**** RECORD EXTRACTS ****

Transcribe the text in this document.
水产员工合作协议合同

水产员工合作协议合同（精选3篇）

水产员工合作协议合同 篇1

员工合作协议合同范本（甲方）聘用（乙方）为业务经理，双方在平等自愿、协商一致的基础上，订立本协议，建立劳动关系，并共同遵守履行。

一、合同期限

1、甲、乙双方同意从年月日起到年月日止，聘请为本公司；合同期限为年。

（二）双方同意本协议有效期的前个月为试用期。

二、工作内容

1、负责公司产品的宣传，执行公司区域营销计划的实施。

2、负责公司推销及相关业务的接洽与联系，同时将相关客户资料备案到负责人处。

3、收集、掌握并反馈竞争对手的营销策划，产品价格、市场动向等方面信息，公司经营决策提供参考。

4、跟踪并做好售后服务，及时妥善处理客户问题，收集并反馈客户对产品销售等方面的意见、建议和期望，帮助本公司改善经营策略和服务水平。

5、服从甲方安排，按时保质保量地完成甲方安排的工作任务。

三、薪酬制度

****

## TASK BRIEF:
Reproduce the records above exactly.

## EXERCISE OUTPUT:
Transcribe the text in this document.
水产员工合作协议合同

水产员工合作协议合同（精选3篇）

水产员工合作协议合同 篇1

员工合作协议合同范本（甲方）聘用（乙方）为业务经理，双方在平等自愿、协商一致的基础上，订立本协议，建立劳动关系，并共同遵守履行。

一、合同期限

1、甲、乙双方同意从年月日起到年月日止，聘请为本公司；合同期限为年。

（二）双方同意本协议有效期的前个月为试用期。

二、工作内容

1、负责公司产品的宣传，执行公司区域营销计划的实施。

2、负责公司推销及相关业务的接洽与联系，同时将相关客户资料备案到负责人处。

3、收集、掌握并反馈竞争对手的营销策划，产品价格、市场动向等方面信息，公司经营决策提供参考。

4、跟踪并做好售后服务，及时妥善处理客户问题，收集并反馈客户对产品销售等方面的意见、建议和期望，帮助本公司改善经营策略和服务水平。

5、服从甲方安排，按时保质保量地完成甲方安排的工作任务。

三、薪酬制度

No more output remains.